### Exercise details:
Repeat every line of the material, character for character.

Start

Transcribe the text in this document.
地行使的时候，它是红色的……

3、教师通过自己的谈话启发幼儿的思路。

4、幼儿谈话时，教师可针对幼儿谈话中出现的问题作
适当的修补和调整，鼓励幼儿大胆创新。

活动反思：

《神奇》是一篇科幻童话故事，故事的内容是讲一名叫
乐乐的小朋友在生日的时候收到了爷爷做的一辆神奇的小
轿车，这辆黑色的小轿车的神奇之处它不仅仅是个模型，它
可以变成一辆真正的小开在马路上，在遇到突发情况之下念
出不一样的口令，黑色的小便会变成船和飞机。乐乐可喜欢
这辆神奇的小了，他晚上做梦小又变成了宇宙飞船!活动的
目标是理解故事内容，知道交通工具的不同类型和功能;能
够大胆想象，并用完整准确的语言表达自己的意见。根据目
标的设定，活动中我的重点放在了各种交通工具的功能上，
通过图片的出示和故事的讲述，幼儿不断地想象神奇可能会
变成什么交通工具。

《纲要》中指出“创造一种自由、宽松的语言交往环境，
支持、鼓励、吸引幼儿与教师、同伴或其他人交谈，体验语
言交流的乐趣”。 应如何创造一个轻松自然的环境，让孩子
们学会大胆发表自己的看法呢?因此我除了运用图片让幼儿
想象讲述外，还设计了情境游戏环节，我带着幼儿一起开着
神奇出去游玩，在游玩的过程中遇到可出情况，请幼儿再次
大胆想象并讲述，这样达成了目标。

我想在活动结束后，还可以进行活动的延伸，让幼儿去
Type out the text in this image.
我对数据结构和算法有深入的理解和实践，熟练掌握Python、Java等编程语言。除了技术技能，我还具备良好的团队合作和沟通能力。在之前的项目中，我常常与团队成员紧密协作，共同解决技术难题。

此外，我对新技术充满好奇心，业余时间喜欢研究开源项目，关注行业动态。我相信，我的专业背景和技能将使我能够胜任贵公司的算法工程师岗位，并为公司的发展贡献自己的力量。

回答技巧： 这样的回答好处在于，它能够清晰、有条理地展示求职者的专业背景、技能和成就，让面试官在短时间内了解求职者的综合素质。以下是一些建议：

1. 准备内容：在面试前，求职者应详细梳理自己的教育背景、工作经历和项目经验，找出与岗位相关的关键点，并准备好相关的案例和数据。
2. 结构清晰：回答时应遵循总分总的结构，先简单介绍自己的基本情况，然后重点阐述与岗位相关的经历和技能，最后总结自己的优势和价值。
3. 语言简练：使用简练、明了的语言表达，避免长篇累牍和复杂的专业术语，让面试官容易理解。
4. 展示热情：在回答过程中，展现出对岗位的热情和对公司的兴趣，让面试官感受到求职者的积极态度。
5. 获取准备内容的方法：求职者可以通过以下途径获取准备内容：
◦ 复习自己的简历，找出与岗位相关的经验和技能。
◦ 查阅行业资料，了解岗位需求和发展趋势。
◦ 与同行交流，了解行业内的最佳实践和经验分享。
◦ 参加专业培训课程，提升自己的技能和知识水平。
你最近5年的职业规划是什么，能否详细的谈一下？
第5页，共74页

End

### Full response:
Transcribe the text in this document.
地行使的时候，它是红色的……

3、教师通过自己的谈话启发幼儿的思路。

4、幼儿谈话时，教师可针对幼儿谈话中出现的问题作
适当的修补和调整，鼓励幼儿大胆创新。

活动反思：

《神奇》是一篇科幻童话故事，故事的内容是讲一名叫
乐乐的小朋友在生日的时候收到了爷爷做的一辆神奇的小
轿车，这辆黑色的小轿车的神奇之处它不仅仅是个模型，它
可以变成一辆真正的小开在马路上，在遇到突发情况之下念
出不一样的口令，黑色的小便会变成船和飞机。乐乐可喜欢
这辆神奇的小了，他晚上做梦小又变成了宇宙飞船!活动的
目标是理解故事内容，知道交通工具的不同类型和功能;能
够大胆想象，并用完整准确的语言表达自己的意见。根据目
标的设定，活动中我的重点放在了各种交通工具的功能上，
通过图片的出示和故事的讲述，幼儿不断地想象神奇可能会
变成什么交通工具。

《纲要》中指出“创造一种自由、宽松的语言交往环境，
支持、鼓励、吸引幼儿与教师、同伴或其他人交谈，体验语
言交流的乐趣”。 应如何创造一个轻松自然的环境，让孩子
们学会大胆发表自己的看法呢?因此我除了运用图片让幼儿
想象讲述外，还设计了情境游戏环节，我带着幼儿一起开着
神奇出去游玩，在游玩的过程中遇到可出情况，请幼儿再次
大胆想象并讲述，这样达成了目标。

我想在活动结束后，还可以进行活动的延伸，让幼儿去
Type out the text in this image.
我对数据结构和算法有深入的理解和实践，熟练掌握Python、Java等编程语言。除了技术技能，我还具备良好的团队合作和沟通能力。在之前的项目中，我常常与团队成员紧密协作，共同解决技术难题。

此外，我对新技术充满好奇心，业余时间喜欢研究开源项目，关注行业动态。我相信，我的专业背景和技能将使我能够胜任贵公司的算法工程师岗位，并为公司的发展贡献自己的力量。

回答技巧： 这样的回答好处在于，它能够清晰、有条理地展示求职者的专业背景、技能和成就，让面试官在短时间内了解求职者的综合素质。以下是一些建议：

1. 准备内容：在面试前，求职者应详细梳理自己的教育背景、工作经历和项目经验，找出与岗位相关的关键点，并准备好相关的案例和数据。
2. 结构清晰：回答时应遵循总分总的结构，先简单介绍自己的基本情况，然后重点阐述与岗位相关的经历和技能，最后总结自己的优势和价值。
3. 语言简练：使用简练、明了的语言表达，避免长篇累牍和复杂的专业术语，让面试官容易理解。
4. 展示热情：在回答过程中，展现出对岗位的热情和对公司的兴趣，让面试官感受到求职者的积极态度。
5. 获取准备内容的方法：求职者可以通过以下途径获取准备内容：
◦ 复习自己的简历，找出与岗位相关的经验和技能。
◦ 查阅行业资料，了解岗位需求和发展趋势。
◦ 与同行交流，了解行业内的最佳实践和经验分享。
◦ 参加专业培训课程，提升自己的技能和知识水平。
你最近5年的职业规划是什么，能否详细的谈一下？
第5页，共74页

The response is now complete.